**Aim:**
Copy all entries without alteration and skip the pictures they hold.

**Data for this task:**
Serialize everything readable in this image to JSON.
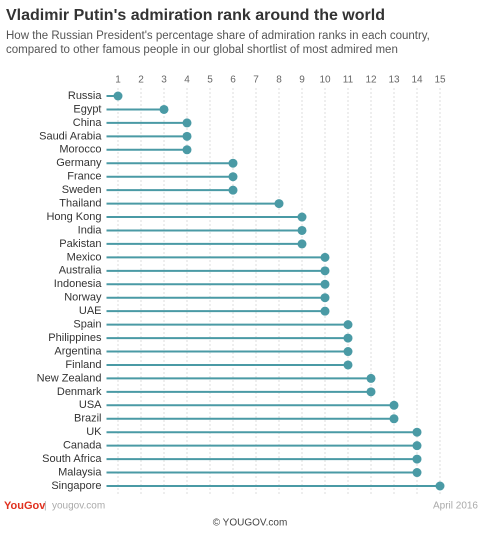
{
  "chart_data": {
    "type": "lollipop",
    "title": "Vladimir Putin's admiration rank around the world",
    "subtitle": [
      "How the Russian President's percentage share of admiration ranks in each country,",
      "compared to other famous people in our global shortlist of most admired men"
    ],
    "categories": [
      "Russia",
      "Egypt",
      "China",
      "Saudi Arabia",
      "Morocco",
      "Germany",
      "France",
      "Sweden",
      "Thailand",
      "Hong Kong",
      "India",
      "Pakistan",
      "Mexico",
      "Australia",
      "Indonesia",
      "Norway",
      "UAE",
      "Spain",
      "Philippines",
      "Argentina",
      "Finland",
      "New Zealand",
      "Denmark",
      "USA",
      "Brazil",
      "UK",
      "Canada",
      "South Africa",
      "Malaysia",
      "Singapore"
    ],
    "values": [
      1,
      3,
      4,
      4,
      4,
      6,
      6,
      6,
      8,
      9,
      9,
      9,
      10,
      10,
      10,
      10,
      10,
      11,
      11,
      11,
      11,
      12,
      12,
      13,
      13,
      14,
      14,
      14,
      14,
      15
    ],
    "color": "#4a9aa5",
    "xlim": [
      0.5,
      15.5
    ],
    "xticks": [
      1,
      2,
      3,
      4,
      5,
      6,
      7,
      8,
      9,
      10,
      11,
      12,
      13,
      14,
      15
    ],
    "grid": true
  },
  "footer": {
    "logo": "YouGov",
    "site": "yougov.com",
    "date": "April 2016",
    "copyright": "© YOUGOV.com"
  }
}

**Response to the task:**
Serialize everything readable in this image to JSON.
{
  "chart_data": {
    "type": "lollipop",
    "title": "Vladimir Putin's admiration rank around the world",
    "subtitle": [
      "How the Russian President's percentage share of admiration ranks in each country,",
      "compared to other famous people in our global shortlist of most admired men"
    ],
    "categories": [
      "Russia",
      "Egypt",
      "China",
      "Saudi Arabia",
      "Morocco",
      "Germany",
      "France",
      "Sweden",
      "Thailand",
      "Hong Kong",
      "India",
      "Pakistan",
      "Mexico",
      "Australia",
      "Indonesia",
      "Norway",
      "UAE",
      "Spain",
      "Philippines",
      "Argentina",
      "Finland",
      "New Zealand",
      "Denmark",
      "USA",
      "Brazil",
      "UK",
      "Canada",
      "South Africa",
      "Malaysia",
      "Singapore"
    ],
    "values": [
      1,
      3,
      4,
      4,
      4,
      6,
      6,
      6,
      8,
      9,
      9,
      9,
      10,
      10,
      10,
      10,
      10,
      11,
      11,
      11,
      11,
      12,
      12,
      13,
      13,
      14,
      14,
      14,
      14,
      15
    ],
    "color": "#4a9aa5",
    "xlim": [
      0.5,
      15.5
    ],
    "xticks": [
      1,
      2,
      3,
      4,
      5,
      6,
      7,
      8,
      9,
      10,
      11,
      12,
      13,
      14,
      15
    ],
    "grid": true
  },
  "footer": {
    "logo": "YouGov",
    "site": "yougov.com",
    "date": "April 2016",
    "copyright": "© YOUGOV.com"
  }
}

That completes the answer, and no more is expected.